▶ [Records]:

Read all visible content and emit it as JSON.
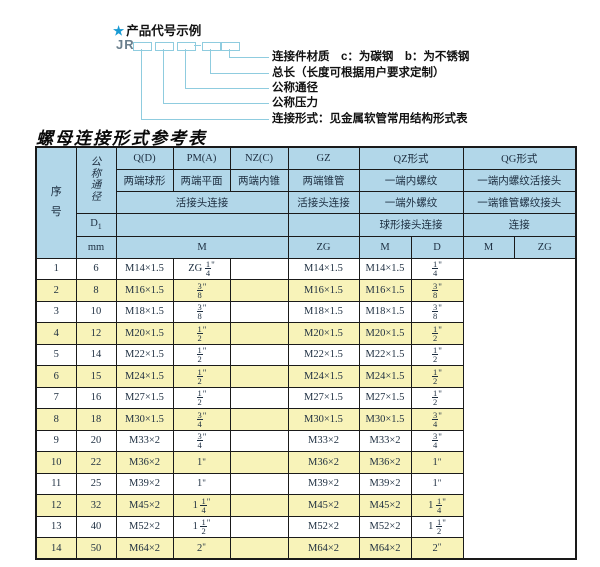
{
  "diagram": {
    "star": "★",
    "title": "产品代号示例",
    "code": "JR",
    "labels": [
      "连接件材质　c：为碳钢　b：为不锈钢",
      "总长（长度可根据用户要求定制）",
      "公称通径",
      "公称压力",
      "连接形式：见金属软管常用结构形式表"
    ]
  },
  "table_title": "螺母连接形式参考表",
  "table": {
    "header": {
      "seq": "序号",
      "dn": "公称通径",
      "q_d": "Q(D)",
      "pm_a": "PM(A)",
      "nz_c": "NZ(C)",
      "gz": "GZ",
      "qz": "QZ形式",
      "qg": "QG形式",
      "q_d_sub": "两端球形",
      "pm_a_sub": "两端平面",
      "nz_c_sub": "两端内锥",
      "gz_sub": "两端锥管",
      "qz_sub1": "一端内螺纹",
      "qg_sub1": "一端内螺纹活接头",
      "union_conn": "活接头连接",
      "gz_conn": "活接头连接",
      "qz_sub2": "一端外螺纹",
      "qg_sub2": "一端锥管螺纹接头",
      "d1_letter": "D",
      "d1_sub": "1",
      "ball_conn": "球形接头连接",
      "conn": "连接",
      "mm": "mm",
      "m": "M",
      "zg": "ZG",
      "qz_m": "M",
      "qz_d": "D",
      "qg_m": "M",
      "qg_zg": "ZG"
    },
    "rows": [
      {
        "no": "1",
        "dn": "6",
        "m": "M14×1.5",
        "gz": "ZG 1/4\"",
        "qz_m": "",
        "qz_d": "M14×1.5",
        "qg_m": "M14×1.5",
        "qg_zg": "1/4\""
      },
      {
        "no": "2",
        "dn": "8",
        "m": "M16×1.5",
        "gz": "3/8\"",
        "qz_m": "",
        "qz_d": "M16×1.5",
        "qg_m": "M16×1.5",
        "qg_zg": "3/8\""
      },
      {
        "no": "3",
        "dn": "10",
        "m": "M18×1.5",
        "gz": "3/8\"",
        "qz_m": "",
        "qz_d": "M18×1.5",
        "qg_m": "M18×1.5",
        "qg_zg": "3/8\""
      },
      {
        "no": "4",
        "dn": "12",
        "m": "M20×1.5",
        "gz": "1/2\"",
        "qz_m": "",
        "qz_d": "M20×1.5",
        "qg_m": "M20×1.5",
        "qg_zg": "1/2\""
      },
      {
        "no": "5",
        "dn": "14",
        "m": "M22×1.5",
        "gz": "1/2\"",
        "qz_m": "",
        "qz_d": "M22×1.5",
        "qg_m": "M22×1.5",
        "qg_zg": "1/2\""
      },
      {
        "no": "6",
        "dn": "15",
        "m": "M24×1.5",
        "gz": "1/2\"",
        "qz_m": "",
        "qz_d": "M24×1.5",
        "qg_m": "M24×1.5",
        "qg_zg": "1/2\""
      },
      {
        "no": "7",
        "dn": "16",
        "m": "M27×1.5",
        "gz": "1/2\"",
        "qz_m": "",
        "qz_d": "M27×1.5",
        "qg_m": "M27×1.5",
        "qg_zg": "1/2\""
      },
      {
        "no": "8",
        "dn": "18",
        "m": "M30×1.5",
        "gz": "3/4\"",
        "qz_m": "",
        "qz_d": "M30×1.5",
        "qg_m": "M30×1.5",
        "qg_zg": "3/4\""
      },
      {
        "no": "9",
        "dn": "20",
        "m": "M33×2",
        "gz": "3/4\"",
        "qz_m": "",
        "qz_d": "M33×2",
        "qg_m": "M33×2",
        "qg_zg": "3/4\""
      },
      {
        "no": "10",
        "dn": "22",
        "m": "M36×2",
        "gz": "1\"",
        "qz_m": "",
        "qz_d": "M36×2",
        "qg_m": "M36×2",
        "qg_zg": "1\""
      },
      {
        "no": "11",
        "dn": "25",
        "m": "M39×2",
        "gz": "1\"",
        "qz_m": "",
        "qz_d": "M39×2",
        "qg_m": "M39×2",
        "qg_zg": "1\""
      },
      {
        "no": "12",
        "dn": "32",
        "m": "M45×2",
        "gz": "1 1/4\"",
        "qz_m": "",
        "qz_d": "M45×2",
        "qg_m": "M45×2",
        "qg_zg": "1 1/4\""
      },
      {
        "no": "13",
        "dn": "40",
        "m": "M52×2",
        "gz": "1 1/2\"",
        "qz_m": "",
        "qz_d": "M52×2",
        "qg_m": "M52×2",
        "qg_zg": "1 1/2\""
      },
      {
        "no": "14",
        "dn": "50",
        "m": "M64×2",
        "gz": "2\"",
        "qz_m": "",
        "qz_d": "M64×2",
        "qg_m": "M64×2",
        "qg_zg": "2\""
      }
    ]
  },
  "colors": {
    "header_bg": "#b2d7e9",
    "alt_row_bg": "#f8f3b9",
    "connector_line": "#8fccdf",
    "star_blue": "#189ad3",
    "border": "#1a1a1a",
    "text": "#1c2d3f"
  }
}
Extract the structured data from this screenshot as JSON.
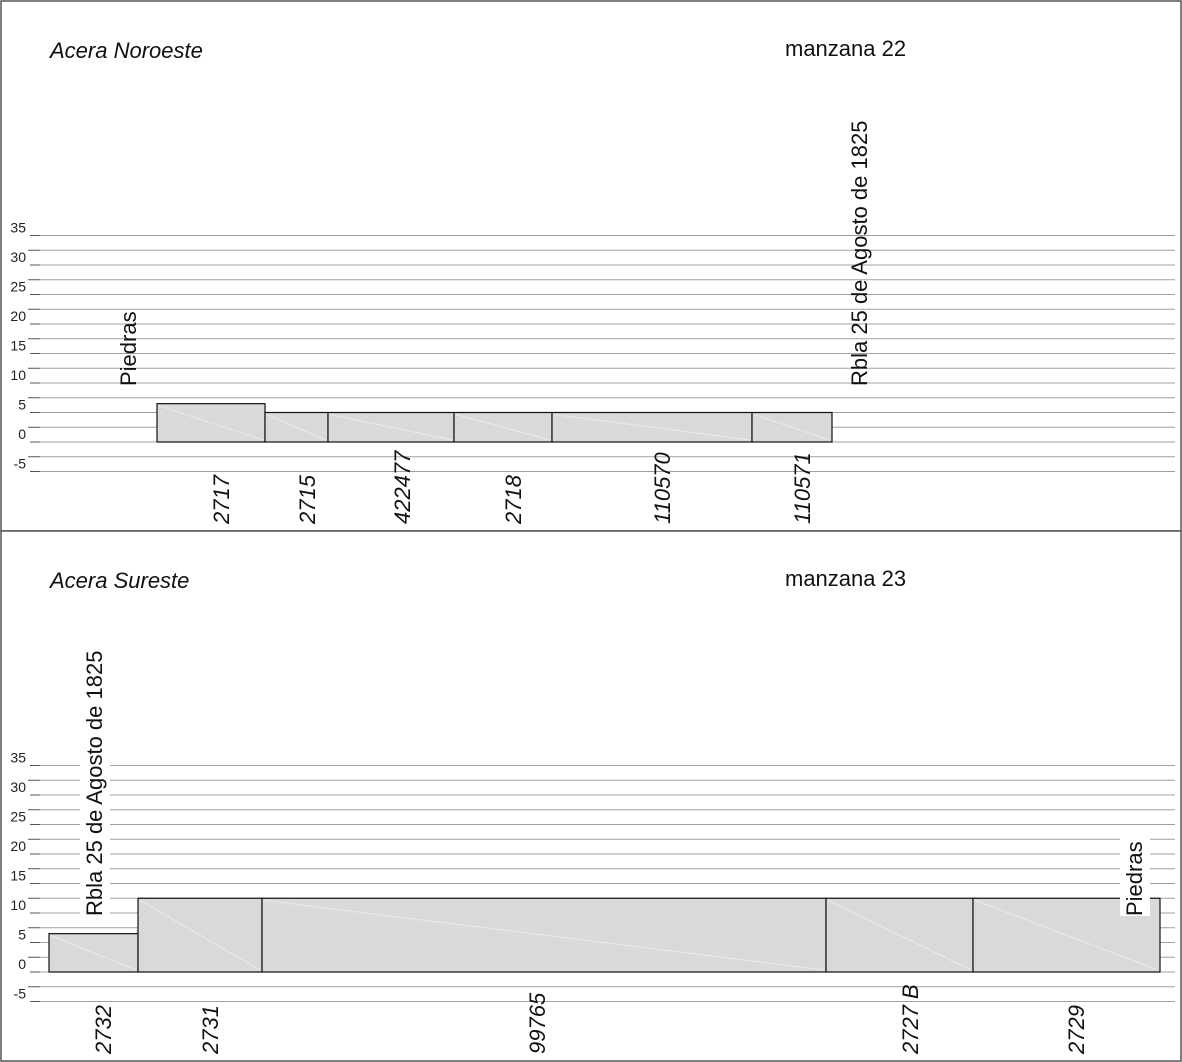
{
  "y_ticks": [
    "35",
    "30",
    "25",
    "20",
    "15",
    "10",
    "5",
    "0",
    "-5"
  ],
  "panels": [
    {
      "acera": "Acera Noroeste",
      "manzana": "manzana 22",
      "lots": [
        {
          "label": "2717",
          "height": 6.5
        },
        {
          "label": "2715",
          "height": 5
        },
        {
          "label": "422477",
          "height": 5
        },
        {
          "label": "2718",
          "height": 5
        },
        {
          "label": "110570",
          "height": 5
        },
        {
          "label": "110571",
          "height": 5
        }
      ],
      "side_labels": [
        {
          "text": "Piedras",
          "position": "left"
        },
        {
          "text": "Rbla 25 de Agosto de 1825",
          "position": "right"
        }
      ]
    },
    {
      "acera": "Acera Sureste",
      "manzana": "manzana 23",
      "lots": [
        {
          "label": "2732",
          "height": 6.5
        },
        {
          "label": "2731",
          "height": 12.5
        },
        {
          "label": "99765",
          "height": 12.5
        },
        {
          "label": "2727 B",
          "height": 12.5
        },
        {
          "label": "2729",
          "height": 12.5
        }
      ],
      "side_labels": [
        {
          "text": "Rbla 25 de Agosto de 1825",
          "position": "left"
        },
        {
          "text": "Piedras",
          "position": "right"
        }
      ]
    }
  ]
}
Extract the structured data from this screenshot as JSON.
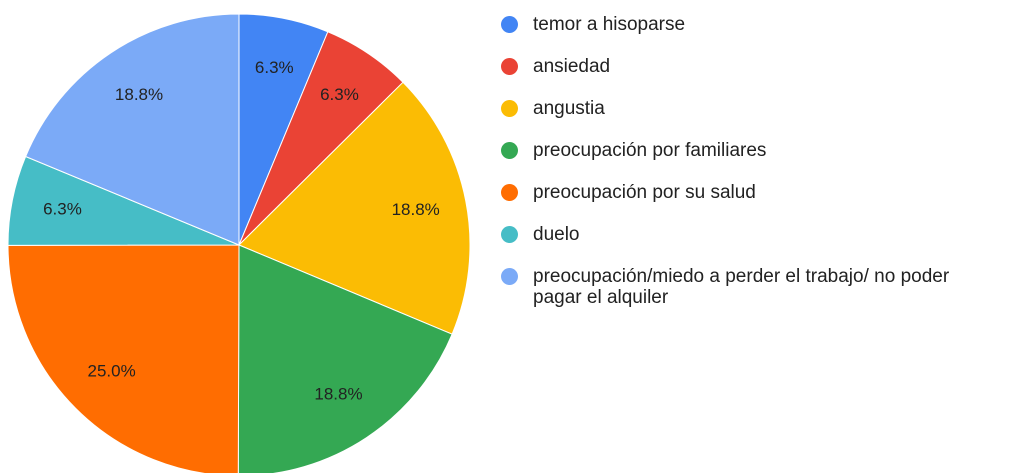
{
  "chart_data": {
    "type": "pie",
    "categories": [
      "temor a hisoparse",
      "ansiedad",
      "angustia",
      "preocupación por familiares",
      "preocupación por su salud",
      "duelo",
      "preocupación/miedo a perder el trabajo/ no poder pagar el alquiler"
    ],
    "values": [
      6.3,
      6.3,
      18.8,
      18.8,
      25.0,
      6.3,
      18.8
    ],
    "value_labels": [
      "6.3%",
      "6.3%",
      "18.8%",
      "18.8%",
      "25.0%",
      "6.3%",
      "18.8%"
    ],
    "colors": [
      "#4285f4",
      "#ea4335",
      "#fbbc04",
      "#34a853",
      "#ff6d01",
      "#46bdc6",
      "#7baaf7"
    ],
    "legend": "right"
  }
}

▶ [Given instruction]: With the pictures left out, transcribe the material exactly.

▶ [Exercise result]:
Read all visible content and emit it as JSON.
{
  "diagram": {
    "star": "★",
    "title": "产品代号示例",
    "code": "JR",
    "labels": [
      "连接件材质　c：为碳钢　b：为不锈钢",
      "总长（长度可根据用户要求定制）",
      "公称通径",
      "公称压力",
      "连接形式：见金属软管常用结构形式表"
    ]
  },
  "table_title": "螺母连接形式参考表",
  "table": {
    "header": {
      "seq": "序号",
      "dn": "公称通径",
      "q_d": "Q(D)",
      "pm_a": "PM(A)",
      "nz_c": "NZ(C)",
      "gz": "GZ",
      "qz": "QZ形式",
      "qg": "QG形式",
      "q_d_sub": "两端球形",
      "pm_a_sub": "两端平面",
      "nz_c_sub": "两端内锥",
      "gz_sub": "两端锥管",
      "qz_sub1": "一端内螺纹",
      "qg_sub1": "一端内螺纹活接头",
      "union_conn": "活接头连接",
      "gz_conn": "活接头连接",
      "qz_sub2": "一端外螺纹",
      "qg_sub2": "一端锥管螺纹接头",
      "d1_letter": "D",
      "d1_sub": "1",
      "ball_conn": "球形接头连接",
      "conn": "连接",
      "mm": "mm",
      "m": "M",
      "zg": "ZG",
      "qz_m": "M",
      "qz_d": "D",
      "qg_m": "M",
      "qg_zg": "ZG"
    },
    "rows": [
      {
        "no": "1",
        "dn": "6",
        "m": "M14×1.5",
        "gz": "ZG 1/4\"",
        "qz_m": "",
        "qz_d": "M14×1.5",
        "qg_m": "M14×1.5",
        "qg_zg": "1/4\""
      },
      {
        "no": "2",
        "dn": "8",
        "m": "M16×1.5",
        "gz": "3/8\"",
        "qz_m": "",
        "qz_d": "M16×1.5",
        "qg_m": "M16×1.5",
        "qg_zg": "3/8\""
      },
      {
        "no": "3",
        "dn": "10",
        "m": "M18×1.5",
        "gz": "3/8\"",
        "qz_m": "",
        "qz_d": "M18×1.5",
        "qg_m": "M18×1.5",
        "qg_zg": "3/8\""
      },
      {
        "no": "4",
        "dn": "12",
        "m": "M20×1.5",
        "gz": "1/2\"",
        "qz_m": "",
        "qz_d": "M20×1.5",
        "qg_m": "M20×1.5",
        "qg_zg": "1/2\""
      },
      {
        "no": "5",
        "dn": "14",
        "m": "M22×1.5",
        "gz": "1/2\"",
        "qz_m": "",
        "qz_d": "M22×1.5",
        "qg_m": "M22×1.5",
        "qg_zg": "1/2\""
      },
      {
        "no": "6",
        "dn": "15",
        "m": "M24×1.5",
        "gz": "1/2\"",
        "qz_m": "",
        "qz_d": "M24×1.5",
        "qg_m": "M24×1.5",
        "qg_zg": "1/2\""
      },
      {
        "no": "7",
        "dn": "16",
        "m": "M27×1.5",
        "gz": "1/2\"",
        "qz_m": "",
        "qz_d": "M27×1.5",
        "qg_m": "M27×1.5",
        "qg_zg": "1/2\""
      },
      {
        "no": "8",
        "dn": "18",
        "m": "M30×1.5",
        "gz": "3/4\"",
        "qz_m": "",
        "qz_d": "M30×1.5",
        "qg_m": "M30×1.5",
        "qg_zg": "3/4\""
      },
      {
        "no": "9",
        "dn": "20",
        "m": "M33×2",
        "gz": "3/4\"",
        "qz_m": "",
        "qz_d": "M33×2",
        "qg_m": "M33×2",
        "qg_zg": "3/4\""
      },
      {
        "no": "10",
        "dn": "22",
        "m": "M36×2",
        "gz": "1\"",
        "qz_m": "",
        "qz_d": "M36×2",
        "qg_m": "M36×2",
        "qg_zg": "1\""
      },
      {
        "no": "11",
        "dn": "25",
        "m": "M39×2",
        "gz": "1\"",
        "qz_m": "",
        "qz_d": "M39×2",
        "qg_m": "M39×2",
        "qg_zg": "1\""
      },
      {
        "no": "12",
        "dn": "32",
        "m": "M45×2",
        "gz": "1 1/4\"",
        "qz_m": "",
        "qz_d": "M45×2",
        "qg_m": "M45×2",
        "qg_zg": "1 1/4\""
      },
      {
        "no": "13",
        "dn": "40",
        "m": "M52×2",
        "gz": "1 1/2\"",
        "qz_m": "",
        "qz_d": "M52×2",
        "qg_m": "M52×2",
        "qg_zg": "1 1/2\""
      },
      {
        "no": "14",
        "dn": "50",
        "m": "M64×2",
        "gz": "2\"",
        "qz_m": "",
        "qz_d": "M64×2",
        "qg_m": "M64×2",
        "qg_zg": "2\""
      }
    ]
  },
  "colors": {
    "header_bg": "#b2d7e9",
    "alt_row_bg": "#f8f3b9",
    "connector_line": "#8fccdf",
    "star_blue": "#189ad3",
    "border": "#1a1a1a",
    "text": "#1c2d3f"
  }
}
Extract the structured data from this screenshot as JSON.
{
  "y_ticks": [
    "35",
    "30",
    "25",
    "20",
    "15",
    "10",
    "5",
    "0",
    "-5"
  ],
  "panels": [
    {
      "acera": "Acera Noroeste",
      "manzana": "manzana 22",
      "lots": [
        {
          "label": "2717",
          "height": 6.5
        },
        {
          "label": "2715",
          "height": 5
        },
        {
          "label": "422477",
          "height": 5
        },
        {
          "label": "2718",
          "height": 5
        },
        {
          "label": "110570",
          "height": 5
        },
        {
          "label": "110571",
          "height": 5
        }
      ],
      "side_labels": [
        {
          "text": "Piedras",
          "position": "left"
        },
        {
          "text": "Rbla 25 de Agosto de 1825",
          "position": "right"
        }
      ]
    },
    {
      "acera": "Acera Sureste",
      "manzana": "manzana 23",
      "lots": [
        {
          "label": "2732",
          "height": 6.5
        },
        {
          "label": "2731",
          "height": 12.5
        },
        {
          "label": "99765",
          "height": 12.5
        },
        {
          "label": "2727 B",
          "height": 12.5
        },
        {
          "label": "2729",
          "height": 12.5
        }
      ],
      "side_labels": [
        {
          "text": "Rbla 25 de Agosto de 1825",
          "position": "left"
        },
        {
          "text": "Piedras",
          "position": "right"
        }
      ]
    }
  ]
}
Extract the structured data from this screenshot as JSON.
{
  "chart_data": {
    "type": "pie",
    "categories": [
      "temor a hisoparse",
      "ansiedad",
      "angustia",
      "preocupación por familiares",
      "preocupación por su salud",
      "duelo",
      "preocupación/miedo a perder el trabajo/ no poder pagar el alquiler"
    ],
    "values": [
      6.3,
      6.3,
      18.8,
      18.8,
      25.0,
      6.3,
      18.8
    ],
    "value_labels": [
      "6.3%",
      "6.3%",
      "18.8%",
      "18.8%",
      "25.0%",
      "6.3%",
      "18.8%"
    ],
    "colors": [
      "#4285f4",
      "#ea4335",
      "#fbbc04",
      "#34a853",
      "#ff6d01",
      "#46bdc6",
      "#7baaf7"
    ],
    "legend": "right"
  }
}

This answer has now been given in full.